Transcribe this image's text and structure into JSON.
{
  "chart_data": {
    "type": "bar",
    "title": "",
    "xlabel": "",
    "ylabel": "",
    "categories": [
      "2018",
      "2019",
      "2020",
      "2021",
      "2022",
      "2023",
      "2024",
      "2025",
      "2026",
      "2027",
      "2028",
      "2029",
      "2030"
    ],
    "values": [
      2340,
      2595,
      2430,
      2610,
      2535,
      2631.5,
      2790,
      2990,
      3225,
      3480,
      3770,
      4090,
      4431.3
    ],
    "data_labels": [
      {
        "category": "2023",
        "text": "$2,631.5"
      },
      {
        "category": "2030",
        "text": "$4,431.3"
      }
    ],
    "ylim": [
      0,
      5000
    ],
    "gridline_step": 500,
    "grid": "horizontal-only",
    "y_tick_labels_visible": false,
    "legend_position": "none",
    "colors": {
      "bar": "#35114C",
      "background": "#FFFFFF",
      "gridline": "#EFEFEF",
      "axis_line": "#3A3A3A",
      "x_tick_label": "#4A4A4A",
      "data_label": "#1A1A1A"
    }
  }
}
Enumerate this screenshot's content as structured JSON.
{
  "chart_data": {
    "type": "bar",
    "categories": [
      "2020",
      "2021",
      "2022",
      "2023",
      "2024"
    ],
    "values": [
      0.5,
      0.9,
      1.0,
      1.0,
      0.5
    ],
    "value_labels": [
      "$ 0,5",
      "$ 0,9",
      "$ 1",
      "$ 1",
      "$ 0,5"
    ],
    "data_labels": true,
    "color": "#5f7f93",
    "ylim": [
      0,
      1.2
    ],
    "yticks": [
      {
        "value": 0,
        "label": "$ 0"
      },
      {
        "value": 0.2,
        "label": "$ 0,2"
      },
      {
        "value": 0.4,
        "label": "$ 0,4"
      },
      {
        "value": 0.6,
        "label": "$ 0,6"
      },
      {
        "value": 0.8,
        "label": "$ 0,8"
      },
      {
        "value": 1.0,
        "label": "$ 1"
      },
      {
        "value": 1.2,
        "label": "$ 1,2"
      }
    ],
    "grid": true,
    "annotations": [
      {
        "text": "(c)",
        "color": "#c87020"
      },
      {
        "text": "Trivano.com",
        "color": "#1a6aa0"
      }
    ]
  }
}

● ● ● ● ● ● ●

WHAT TO WORK ON: From the data above, show each line that contains "text".

RESULT:
Transcribe this image's text and structure into JSON.
        "text": "$2,631.5"
        "text": "$4,431.3"
        "text": "(c)",
        "text": "Trivano.com",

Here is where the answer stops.